■ BRIEF ■
Using the listing below, extract each line that has the word "Accuracy" in it.

Source data:
· · ·
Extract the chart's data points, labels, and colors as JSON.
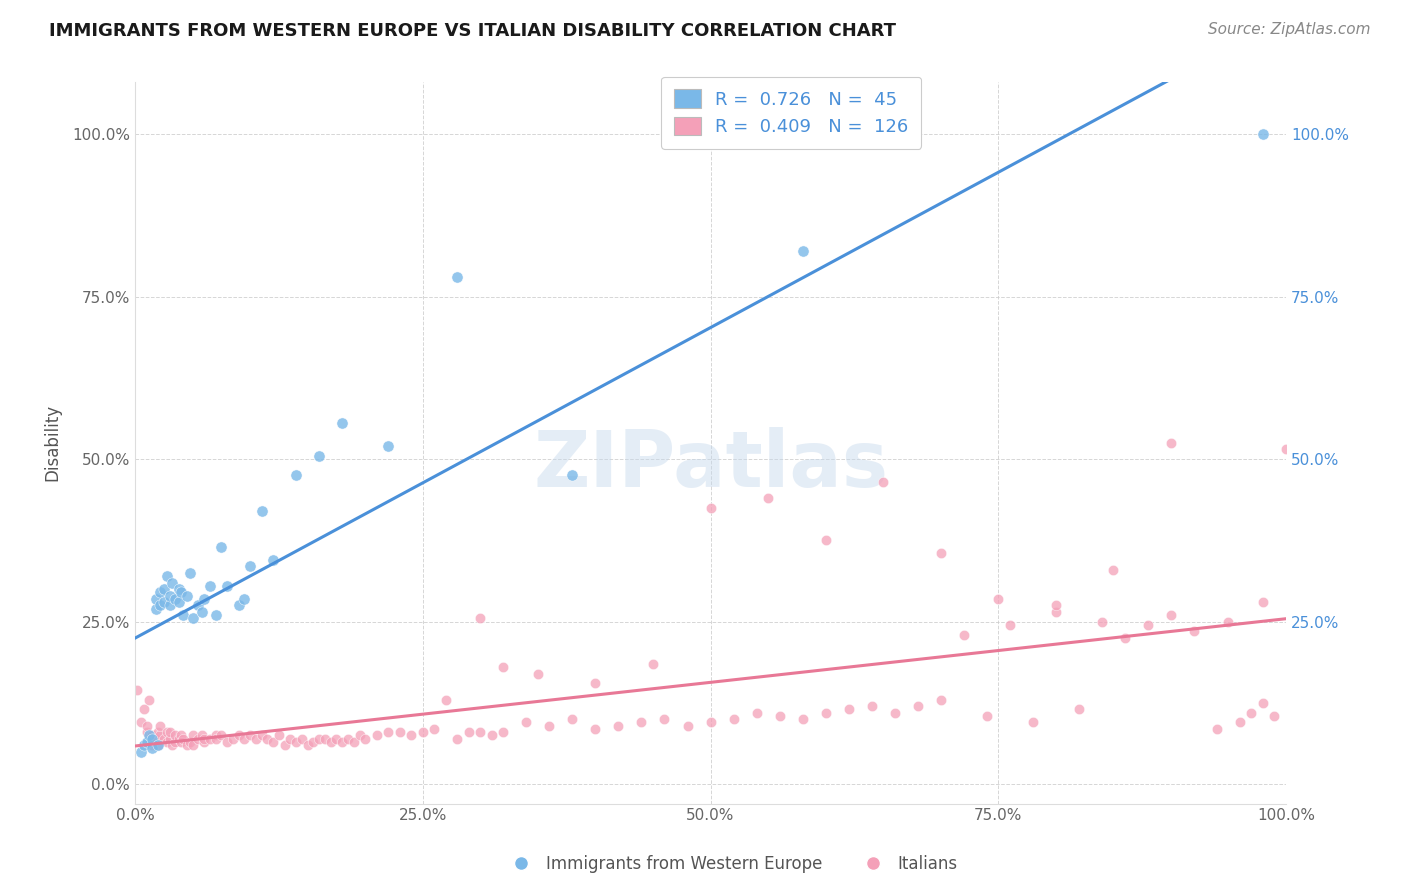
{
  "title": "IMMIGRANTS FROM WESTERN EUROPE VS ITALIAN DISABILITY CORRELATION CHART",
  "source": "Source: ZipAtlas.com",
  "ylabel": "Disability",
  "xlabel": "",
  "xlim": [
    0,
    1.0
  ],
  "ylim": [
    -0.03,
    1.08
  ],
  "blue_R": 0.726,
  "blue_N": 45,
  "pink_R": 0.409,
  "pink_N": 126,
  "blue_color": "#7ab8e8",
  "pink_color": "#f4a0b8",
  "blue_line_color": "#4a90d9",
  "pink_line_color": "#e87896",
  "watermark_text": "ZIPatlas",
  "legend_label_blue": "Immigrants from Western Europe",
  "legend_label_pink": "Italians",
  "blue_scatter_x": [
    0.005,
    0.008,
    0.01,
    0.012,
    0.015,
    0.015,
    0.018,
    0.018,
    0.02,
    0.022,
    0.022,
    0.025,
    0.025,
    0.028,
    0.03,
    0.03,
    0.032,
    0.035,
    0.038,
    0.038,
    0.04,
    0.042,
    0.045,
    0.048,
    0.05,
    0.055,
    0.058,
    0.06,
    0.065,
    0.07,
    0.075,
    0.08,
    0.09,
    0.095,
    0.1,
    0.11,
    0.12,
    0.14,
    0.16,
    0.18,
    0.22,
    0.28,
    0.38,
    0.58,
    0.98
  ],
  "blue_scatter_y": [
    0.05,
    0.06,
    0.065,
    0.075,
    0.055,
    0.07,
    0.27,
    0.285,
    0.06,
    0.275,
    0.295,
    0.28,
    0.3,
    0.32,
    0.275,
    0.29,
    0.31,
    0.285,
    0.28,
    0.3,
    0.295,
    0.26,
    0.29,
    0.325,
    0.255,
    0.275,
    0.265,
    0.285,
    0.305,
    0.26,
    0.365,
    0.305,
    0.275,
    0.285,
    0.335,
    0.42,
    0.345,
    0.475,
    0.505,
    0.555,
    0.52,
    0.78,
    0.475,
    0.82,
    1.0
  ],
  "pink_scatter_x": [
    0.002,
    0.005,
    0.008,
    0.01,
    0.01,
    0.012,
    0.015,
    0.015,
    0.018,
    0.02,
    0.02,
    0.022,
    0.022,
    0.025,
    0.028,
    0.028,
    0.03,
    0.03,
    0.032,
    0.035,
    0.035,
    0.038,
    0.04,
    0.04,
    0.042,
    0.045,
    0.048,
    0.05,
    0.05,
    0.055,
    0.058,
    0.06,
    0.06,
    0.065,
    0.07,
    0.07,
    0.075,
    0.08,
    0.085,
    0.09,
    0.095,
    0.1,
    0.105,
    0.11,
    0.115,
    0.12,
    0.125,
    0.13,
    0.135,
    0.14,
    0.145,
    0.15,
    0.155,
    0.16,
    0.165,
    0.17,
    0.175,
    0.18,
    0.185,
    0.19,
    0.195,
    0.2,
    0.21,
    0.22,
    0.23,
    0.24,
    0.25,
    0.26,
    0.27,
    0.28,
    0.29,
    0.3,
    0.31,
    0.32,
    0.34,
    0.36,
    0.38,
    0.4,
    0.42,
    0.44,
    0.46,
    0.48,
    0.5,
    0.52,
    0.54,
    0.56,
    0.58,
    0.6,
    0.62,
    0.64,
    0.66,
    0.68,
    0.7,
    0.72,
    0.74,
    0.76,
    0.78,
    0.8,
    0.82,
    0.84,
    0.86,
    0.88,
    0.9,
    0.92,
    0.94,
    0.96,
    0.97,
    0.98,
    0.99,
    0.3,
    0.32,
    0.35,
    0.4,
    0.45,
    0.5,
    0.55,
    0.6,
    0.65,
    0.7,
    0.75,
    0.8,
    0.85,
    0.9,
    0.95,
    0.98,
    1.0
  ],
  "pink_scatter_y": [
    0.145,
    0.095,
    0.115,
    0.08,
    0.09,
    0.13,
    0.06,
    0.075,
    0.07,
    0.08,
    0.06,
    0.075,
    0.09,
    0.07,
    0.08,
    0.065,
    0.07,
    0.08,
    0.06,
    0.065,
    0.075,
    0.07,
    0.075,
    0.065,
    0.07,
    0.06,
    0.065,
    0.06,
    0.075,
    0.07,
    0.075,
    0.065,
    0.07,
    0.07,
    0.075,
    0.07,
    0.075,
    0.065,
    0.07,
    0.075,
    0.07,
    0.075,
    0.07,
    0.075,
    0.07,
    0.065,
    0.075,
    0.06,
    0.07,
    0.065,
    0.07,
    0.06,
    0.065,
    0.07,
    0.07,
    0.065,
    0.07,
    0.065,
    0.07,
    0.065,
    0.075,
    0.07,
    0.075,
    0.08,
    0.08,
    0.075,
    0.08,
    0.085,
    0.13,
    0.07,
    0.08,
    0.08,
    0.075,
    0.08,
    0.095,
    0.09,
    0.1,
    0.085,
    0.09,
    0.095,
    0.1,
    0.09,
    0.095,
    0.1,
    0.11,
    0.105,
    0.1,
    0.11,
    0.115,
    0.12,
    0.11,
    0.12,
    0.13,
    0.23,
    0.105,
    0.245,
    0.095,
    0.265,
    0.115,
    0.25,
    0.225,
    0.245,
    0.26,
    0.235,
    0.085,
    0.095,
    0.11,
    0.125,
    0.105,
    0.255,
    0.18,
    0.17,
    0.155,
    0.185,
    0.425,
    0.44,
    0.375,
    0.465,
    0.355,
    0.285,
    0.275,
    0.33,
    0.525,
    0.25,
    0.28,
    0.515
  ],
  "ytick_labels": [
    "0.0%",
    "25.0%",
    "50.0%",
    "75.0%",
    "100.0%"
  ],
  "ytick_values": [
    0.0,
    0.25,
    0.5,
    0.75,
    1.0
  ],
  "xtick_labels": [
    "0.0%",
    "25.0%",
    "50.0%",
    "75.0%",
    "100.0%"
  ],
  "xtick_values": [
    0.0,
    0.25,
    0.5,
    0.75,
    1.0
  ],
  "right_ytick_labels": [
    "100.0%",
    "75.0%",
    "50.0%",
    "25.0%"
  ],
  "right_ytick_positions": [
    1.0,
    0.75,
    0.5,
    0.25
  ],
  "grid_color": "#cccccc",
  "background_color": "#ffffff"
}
· · ·
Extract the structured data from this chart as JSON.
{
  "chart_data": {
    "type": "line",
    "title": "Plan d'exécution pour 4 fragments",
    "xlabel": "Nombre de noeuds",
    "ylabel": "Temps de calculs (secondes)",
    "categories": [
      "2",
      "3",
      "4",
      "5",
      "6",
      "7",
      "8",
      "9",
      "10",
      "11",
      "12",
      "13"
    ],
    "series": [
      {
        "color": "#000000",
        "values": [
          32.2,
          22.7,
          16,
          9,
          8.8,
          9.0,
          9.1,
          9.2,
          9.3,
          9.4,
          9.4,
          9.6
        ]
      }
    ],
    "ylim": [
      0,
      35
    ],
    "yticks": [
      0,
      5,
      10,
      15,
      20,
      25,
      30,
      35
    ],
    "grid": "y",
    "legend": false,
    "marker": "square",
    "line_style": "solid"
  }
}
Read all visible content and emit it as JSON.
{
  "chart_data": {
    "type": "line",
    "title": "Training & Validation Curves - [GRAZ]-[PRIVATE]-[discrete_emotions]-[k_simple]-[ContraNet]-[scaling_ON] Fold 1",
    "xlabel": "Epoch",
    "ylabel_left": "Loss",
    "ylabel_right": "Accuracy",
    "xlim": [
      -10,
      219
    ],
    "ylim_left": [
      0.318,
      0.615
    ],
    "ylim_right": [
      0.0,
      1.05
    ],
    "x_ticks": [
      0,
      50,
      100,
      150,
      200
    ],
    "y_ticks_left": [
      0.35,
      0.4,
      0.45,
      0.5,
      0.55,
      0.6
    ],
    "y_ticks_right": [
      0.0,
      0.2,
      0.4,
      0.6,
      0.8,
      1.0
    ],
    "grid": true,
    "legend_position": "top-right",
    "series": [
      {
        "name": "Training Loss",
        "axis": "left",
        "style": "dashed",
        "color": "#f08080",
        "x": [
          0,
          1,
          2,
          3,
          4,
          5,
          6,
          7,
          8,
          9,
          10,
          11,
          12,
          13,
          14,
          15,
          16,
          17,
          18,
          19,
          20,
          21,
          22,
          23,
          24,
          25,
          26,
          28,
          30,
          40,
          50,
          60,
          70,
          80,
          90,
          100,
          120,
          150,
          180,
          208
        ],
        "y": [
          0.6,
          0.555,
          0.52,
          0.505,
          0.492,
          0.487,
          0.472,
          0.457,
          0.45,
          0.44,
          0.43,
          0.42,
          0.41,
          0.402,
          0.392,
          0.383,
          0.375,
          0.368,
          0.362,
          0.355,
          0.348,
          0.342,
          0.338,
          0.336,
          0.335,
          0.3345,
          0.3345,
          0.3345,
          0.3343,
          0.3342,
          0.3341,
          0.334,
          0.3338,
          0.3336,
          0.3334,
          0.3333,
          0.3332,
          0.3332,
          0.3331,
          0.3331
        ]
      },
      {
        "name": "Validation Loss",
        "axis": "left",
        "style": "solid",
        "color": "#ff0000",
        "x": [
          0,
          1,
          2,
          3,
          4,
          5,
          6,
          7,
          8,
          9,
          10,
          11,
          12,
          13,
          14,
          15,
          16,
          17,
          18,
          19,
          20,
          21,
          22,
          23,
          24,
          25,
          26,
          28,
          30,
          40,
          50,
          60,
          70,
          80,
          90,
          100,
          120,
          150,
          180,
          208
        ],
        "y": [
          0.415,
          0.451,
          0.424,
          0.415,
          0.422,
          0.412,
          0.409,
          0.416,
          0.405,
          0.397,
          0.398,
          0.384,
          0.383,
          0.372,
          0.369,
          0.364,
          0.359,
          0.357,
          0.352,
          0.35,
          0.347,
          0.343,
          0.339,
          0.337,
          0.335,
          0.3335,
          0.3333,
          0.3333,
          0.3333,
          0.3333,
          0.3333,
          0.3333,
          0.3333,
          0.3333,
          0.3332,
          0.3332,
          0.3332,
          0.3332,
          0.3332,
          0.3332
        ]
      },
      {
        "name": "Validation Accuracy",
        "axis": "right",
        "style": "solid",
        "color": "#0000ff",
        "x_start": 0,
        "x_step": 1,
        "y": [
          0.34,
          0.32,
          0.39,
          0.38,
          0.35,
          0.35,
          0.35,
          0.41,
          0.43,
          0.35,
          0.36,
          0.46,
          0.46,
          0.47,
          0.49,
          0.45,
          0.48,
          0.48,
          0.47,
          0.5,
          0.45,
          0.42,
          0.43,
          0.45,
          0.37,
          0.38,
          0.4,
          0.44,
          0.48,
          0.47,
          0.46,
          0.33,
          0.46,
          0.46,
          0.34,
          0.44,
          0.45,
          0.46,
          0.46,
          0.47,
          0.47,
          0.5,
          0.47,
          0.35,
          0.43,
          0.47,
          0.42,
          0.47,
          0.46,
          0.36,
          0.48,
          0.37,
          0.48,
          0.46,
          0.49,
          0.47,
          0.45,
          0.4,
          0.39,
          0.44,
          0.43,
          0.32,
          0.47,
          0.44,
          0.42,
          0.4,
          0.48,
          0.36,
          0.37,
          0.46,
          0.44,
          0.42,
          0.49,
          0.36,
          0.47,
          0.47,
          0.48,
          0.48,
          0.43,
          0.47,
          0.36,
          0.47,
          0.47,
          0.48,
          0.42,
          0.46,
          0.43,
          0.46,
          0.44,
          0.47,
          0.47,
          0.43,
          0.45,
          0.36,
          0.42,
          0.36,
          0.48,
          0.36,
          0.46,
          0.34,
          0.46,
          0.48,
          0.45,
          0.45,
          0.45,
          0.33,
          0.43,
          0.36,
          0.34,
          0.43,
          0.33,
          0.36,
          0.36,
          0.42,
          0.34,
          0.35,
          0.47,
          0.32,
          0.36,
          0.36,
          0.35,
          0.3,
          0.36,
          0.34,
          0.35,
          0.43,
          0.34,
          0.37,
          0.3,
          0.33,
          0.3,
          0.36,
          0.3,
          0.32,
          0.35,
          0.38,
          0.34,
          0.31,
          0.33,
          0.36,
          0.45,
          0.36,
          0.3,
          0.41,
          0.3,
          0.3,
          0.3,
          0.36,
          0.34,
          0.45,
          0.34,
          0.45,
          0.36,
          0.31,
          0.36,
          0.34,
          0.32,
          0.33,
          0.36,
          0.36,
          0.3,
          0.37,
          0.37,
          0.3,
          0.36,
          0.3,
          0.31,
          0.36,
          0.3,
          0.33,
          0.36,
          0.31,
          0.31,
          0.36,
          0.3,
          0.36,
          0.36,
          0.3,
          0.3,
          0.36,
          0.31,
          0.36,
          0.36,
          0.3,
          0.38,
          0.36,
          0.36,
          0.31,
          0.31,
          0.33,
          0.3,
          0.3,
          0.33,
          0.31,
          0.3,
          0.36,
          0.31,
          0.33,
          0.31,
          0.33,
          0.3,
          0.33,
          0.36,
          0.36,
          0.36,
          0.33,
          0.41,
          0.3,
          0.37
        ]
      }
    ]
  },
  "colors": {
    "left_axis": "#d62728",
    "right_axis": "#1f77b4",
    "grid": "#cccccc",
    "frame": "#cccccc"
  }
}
· · ·
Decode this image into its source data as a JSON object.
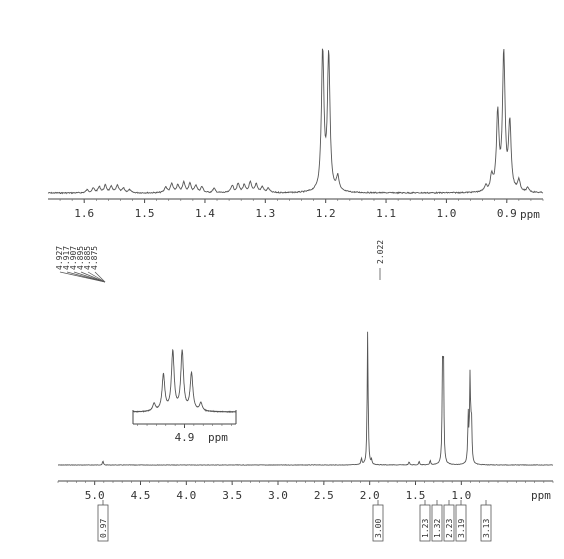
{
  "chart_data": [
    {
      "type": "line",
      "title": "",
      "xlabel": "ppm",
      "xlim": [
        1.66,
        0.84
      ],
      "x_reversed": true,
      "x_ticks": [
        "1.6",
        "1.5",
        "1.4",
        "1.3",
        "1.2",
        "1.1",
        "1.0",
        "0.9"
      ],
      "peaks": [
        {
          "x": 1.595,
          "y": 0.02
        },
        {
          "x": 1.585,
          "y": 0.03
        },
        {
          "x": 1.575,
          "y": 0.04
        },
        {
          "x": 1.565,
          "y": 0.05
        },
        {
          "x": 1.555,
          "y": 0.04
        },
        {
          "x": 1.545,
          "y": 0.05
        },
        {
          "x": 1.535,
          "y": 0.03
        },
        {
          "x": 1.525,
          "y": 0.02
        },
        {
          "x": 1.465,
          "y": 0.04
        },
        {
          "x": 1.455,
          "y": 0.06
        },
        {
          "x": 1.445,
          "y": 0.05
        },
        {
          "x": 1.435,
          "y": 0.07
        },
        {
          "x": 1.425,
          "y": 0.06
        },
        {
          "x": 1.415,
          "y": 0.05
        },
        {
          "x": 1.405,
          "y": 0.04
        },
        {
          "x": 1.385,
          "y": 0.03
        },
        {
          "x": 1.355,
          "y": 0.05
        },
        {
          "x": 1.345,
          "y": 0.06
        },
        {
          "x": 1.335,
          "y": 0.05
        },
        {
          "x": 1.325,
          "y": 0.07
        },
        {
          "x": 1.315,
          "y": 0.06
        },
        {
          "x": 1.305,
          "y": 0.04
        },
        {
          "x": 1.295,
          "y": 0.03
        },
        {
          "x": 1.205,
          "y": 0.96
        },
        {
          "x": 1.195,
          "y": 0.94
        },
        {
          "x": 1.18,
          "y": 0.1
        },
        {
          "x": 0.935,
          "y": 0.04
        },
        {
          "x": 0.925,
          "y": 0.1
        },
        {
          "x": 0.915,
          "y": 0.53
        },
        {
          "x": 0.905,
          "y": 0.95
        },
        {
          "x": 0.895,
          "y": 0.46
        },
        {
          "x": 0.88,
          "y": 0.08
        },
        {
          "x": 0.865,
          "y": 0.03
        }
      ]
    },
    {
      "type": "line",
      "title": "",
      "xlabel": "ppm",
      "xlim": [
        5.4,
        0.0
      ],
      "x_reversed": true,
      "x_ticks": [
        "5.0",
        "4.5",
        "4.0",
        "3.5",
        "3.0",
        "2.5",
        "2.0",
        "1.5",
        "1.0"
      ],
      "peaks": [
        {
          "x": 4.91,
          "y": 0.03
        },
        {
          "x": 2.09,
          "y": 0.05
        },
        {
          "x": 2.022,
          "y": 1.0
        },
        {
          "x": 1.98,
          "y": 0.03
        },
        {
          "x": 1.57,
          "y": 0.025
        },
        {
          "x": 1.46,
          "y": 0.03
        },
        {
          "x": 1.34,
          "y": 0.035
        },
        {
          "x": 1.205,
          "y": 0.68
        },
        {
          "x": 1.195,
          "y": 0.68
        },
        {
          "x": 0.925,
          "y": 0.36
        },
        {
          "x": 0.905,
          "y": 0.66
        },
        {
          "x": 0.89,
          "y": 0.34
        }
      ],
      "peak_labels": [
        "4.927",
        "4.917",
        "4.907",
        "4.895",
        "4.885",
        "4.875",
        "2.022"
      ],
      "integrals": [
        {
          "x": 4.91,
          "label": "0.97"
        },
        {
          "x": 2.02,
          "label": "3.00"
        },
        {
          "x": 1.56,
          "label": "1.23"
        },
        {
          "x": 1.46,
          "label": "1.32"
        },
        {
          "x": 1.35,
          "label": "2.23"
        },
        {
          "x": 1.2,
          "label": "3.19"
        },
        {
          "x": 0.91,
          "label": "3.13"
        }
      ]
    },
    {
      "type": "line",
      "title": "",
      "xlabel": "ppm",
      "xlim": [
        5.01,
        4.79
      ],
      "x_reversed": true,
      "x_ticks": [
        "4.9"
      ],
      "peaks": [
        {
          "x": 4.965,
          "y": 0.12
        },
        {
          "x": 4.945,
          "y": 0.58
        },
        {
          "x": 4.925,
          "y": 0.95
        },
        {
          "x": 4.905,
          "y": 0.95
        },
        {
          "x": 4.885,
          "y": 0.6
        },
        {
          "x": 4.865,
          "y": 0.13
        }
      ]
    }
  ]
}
· · ·
■ OUTPUT FOR THIS EXERCISE ■
    "ylabel_right": "Accuracy",
        "name": "Validation Accuracy",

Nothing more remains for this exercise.